## WHAT YOU NEED TO DO:
Write out the records that appear below, verbatim and complete, but without pictures.

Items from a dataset
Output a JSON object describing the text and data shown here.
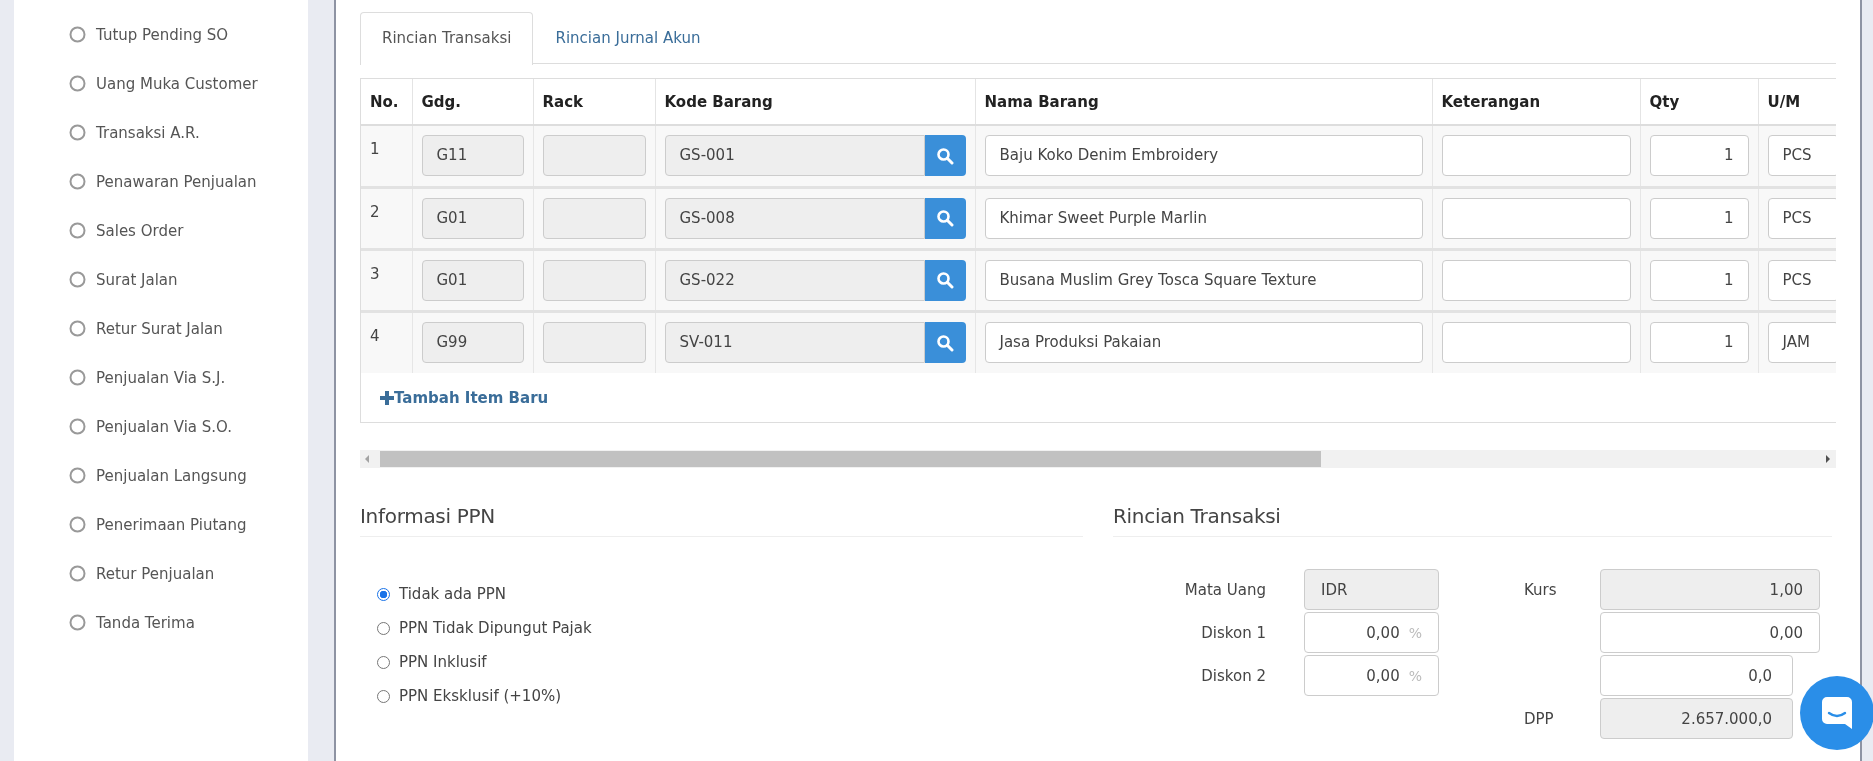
{
  "sidebar": {
    "items": [
      {
        "label": "Tutup Pending SO"
      },
      {
        "label": "Uang Muka Customer"
      },
      {
        "label": "Transaksi A.R."
      },
      {
        "label": "Penawaran Penjualan"
      },
      {
        "label": "Sales Order"
      },
      {
        "label": "Surat Jalan"
      },
      {
        "label": "Retur Surat Jalan"
      },
      {
        "label": "Penjualan Via S.J."
      },
      {
        "label": "Penjualan Via S.O."
      },
      {
        "label": "Penjualan Langsung"
      },
      {
        "label": "Penerimaan Piutang"
      },
      {
        "label": "Retur Penjualan"
      },
      {
        "label": "Tanda Terima"
      }
    ]
  },
  "tabs": [
    {
      "label": "Rincian Transaksi",
      "selected": true
    },
    {
      "label": "Rincian Jurnal Akun",
      "selected": false
    }
  ],
  "table": {
    "columns": [
      "No.",
      "Gdg.",
      "Rack",
      "Kode Barang",
      "Nama Barang",
      "Keterangan",
      "Qty",
      "U/M"
    ],
    "rows": [
      {
        "no": "1",
        "warehouse": "G11",
        "item_code": "GS-001",
        "item_name": "Baju Koko Denim Embroidery",
        "qty": "1",
        "unit": "PCS"
      },
      {
        "no": "2",
        "warehouse": "G01",
        "item_code": "GS-008",
        "item_name": "Khimar Sweet Purple Marlin",
        "qty": "1",
        "unit": "PCS"
      },
      {
        "no": "3",
        "warehouse": "G01",
        "item_code": "GS-022",
        "item_name": "Busana Muslim Grey Tosca Square Texture",
        "qty": "1",
        "unit": "PCS"
      },
      {
        "no": "4",
        "warehouse": "G99",
        "item_code": "SV-011",
        "item_name": "Jasa Produksi Pakaian",
        "qty": "1",
        "unit": "JAM"
      }
    ],
    "add_item_link": "Tambah Item Baru"
  },
  "ppn": {
    "title": "Informasi PPN",
    "options": [
      {
        "label": "Tidak ada PPN",
        "selected": true
      },
      {
        "label": "PPN Tidak Dipungut Pajak",
        "selected": false
      },
      {
        "label": "PPN Inklusif",
        "selected": false
      },
      {
        "label": "PPN Eksklusif (+10%)",
        "selected": false
      }
    ]
  },
  "summary": {
    "title": "Rincian Transaksi",
    "left_fields": [
      {
        "label": "Mata Uang",
        "value": "IDR",
        "readonly": true
      },
      {
        "label": "Diskon 1",
        "value": "0,00",
        "suffix": "%",
        "readonly": false
      },
      {
        "label": "Diskon 2",
        "value": "0,00",
        "suffix": "%",
        "readonly": false
      }
    ],
    "right_fields": [
      {
        "label": "Kurs",
        "value": "1,00",
        "readonly": true
      },
      {
        "value": "0,00",
        "readonly": false
      },
      {
        "value": "0,0",
        "readonly": false
      },
      {
        "label": "DPP",
        "value": "2.657.000,0",
        "readonly": true
      }
    ]
  }
}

## RESULT:
Output a JSON object describing the text and data shown here.
{
  "sidebar": {
    "items": [
      {
        "label": "Tutup Pending SO"
      },
      {
        "label": "Uang Muka Customer"
      },
      {
        "label": "Transaksi A.R."
      },
      {
        "label": "Penawaran Penjualan"
      },
      {
        "label": "Sales Order"
      },
      {
        "label": "Surat Jalan"
      },
      {
        "label": "Retur Surat Jalan"
      },
      {
        "label": "Penjualan Via S.J."
      },
      {
        "label": "Penjualan Via S.O."
      },
      {
        "label": "Penjualan Langsung"
      },
      {
        "label": "Penerimaan Piutang"
      },
      {
        "label": "Retur Penjualan"
      },
      {
        "label": "Tanda Terima"
      }
    ]
  },
  "tabs": [
    {
      "label": "Rincian Transaksi",
      "selected": true
    },
    {
      "label": "Rincian Jurnal Akun",
      "selected": false
    }
  ],
  "table": {
    "columns": [
      "No.",
      "Gdg.",
      "Rack",
      "Kode Barang",
      "Nama Barang",
      "Keterangan",
      "Qty",
      "U/M"
    ],
    "rows": [
      {
        "no": "1",
        "warehouse": "G11",
        "item_code": "GS-001",
        "item_name": "Baju Koko Denim Embroidery",
        "qty": "1",
        "unit": "PCS"
      },
      {
        "no": "2",
        "warehouse": "G01",
        "item_code": "GS-008",
        "item_name": "Khimar Sweet Purple Marlin",
        "qty": "1",
        "unit": "PCS"
      },
      {
        "no": "3",
        "warehouse": "G01",
        "item_code": "GS-022",
        "item_name": "Busana Muslim Grey Tosca Square Texture",
        "qty": "1",
        "unit": "PCS"
      },
      {
        "no": "4",
        "warehouse": "G99",
        "item_code": "SV-011",
        "item_name": "Jasa Produksi Pakaian",
        "qty": "1",
        "unit": "JAM"
      }
    ],
    "add_item_link": "Tambah Item Baru"
  },
  "ppn": {
    "title": "Informasi PPN",
    "options": [
      {
        "label": "Tidak ada PPN",
        "selected": true
      },
      {
        "label": "PPN Tidak Dipungut Pajak",
        "selected": false
      },
      {
        "label": "PPN Inklusif",
        "selected": false
      },
      {
        "label": "PPN Eksklusif (+10%)",
        "selected": false
      }
    ]
  },
  "summary": {
    "title": "Rincian Transaksi",
    "left_fields": [
      {
        "label": "Mata Uang",
        "value": "IDR",
        "readonly": true
      },
      {
        "label": "Diskon 1",
        "value": "0,00",
        "suffix": "%",
        "readonly": false
      },
      {
        "label": "Diskon 2",
        "value": "0,00",
        "suffix": "%",
        "readonly": false
      }
    ],
    "right_fields": [
      {
        "label": "Kurs",
        "value": "1,00",
        "readonly": true
      },
      {
        "value": "0,00",
        "readonly": false
      },
      {
        "value": "0,0",
        "readonly": false
      },
      {
        "label": "DPP",
        "value": "2.657.000,0",
        "readonly": true
      }
    ]
  }
}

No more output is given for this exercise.